Work to complete -
Every entry should be repeated exactly. Omit the pictures.

(Saved entries)

☆ ☆ ☆ ☆

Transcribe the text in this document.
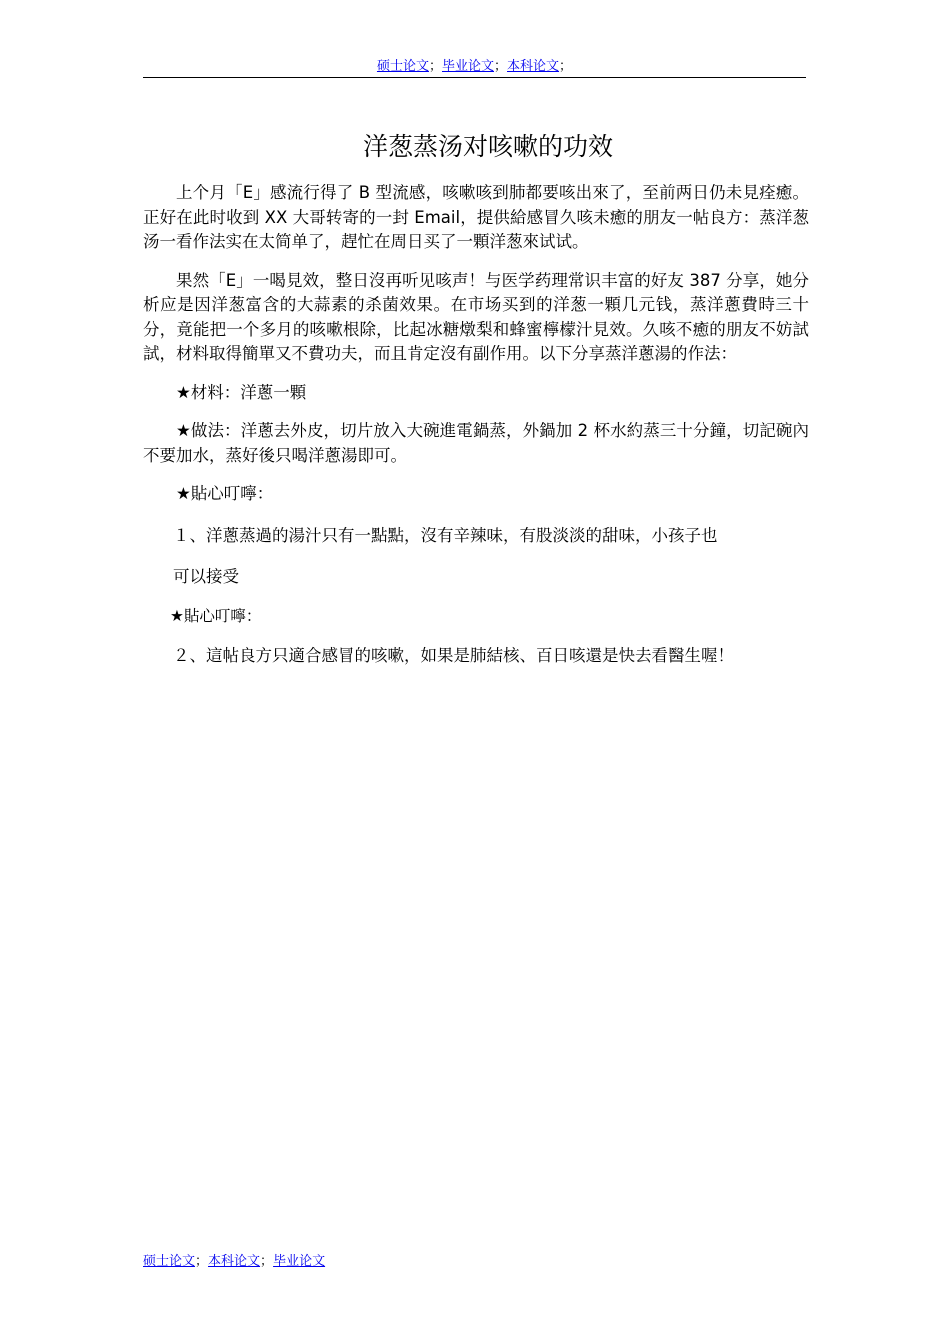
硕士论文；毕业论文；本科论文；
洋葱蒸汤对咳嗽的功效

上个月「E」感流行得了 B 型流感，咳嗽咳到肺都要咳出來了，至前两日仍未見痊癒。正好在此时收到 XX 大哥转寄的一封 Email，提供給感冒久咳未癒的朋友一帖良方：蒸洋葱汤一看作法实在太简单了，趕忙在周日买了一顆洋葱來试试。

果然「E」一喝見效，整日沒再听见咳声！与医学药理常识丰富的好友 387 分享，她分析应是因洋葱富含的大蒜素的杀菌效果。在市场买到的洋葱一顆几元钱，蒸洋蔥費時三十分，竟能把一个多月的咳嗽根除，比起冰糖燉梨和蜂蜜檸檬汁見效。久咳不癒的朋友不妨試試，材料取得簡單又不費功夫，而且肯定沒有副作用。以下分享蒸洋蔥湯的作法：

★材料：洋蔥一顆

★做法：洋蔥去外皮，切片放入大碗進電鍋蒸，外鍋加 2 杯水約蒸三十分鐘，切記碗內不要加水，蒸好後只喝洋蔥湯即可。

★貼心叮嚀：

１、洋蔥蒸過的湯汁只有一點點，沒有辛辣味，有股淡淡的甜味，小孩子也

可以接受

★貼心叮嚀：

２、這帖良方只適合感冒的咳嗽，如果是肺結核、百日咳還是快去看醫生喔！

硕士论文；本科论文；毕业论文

☆ ☆ ☆ ☆

Exercise output -
Transcribe the text in this document.
硕士论文；毕业论文；本科论文；
洋葱蒸汤对咳嗽的功效

上个月「E」感流行得了 B 型流感，咳嗽咳到肺都要咳出來了，至前两日仍未見痊癒。正好在此时收到 XX 大哥转寄的一封 Email，提供給感冒久咳未癒的朋友一帖良方：蒸洋葱汤一看作法实在太简单了，趕忙在周日买了一顆洋葱來试试。

果然「E」一喝見效，整日沒再听见咳声！与医学药理常识丰富的好友 387 分享，她分析应是因洋葱富含的大蒜素的杀菌效果。在市场买到的洋葱一顆几元钱，蒸洋蔥費時三十分，竟能把一个多月的咳嗽根除，比起冰糖燉梨和蜂蜜檸檬汁見效。久咳不癒的朋友不妨試試，材料取得簡單又不費功夫，而且肯定沒有副作用。以下分享蒸洋蔥湯的作法：

★材料：洋蔥一顆

★做法：洋蔥去外皮，切片放入大碗進電鍋蒸，外鍋加 2 杯水約蒸三十分鐘，切記碗內不要加水，蒸好後只喝洋蔥湯即可。

★貼心叮嚀：

１、洋蔥蒸過的湯汁只有一點點，沒有辛辣味，有股淡淡的甜味，小孩子也

可以接受

★貼心叮嚀：

２、這帖良方只適合感冒的咳嗽，如果是肺結核、百日咳還是快去看醫生喔！

硕士论文；本科论文；毕业论文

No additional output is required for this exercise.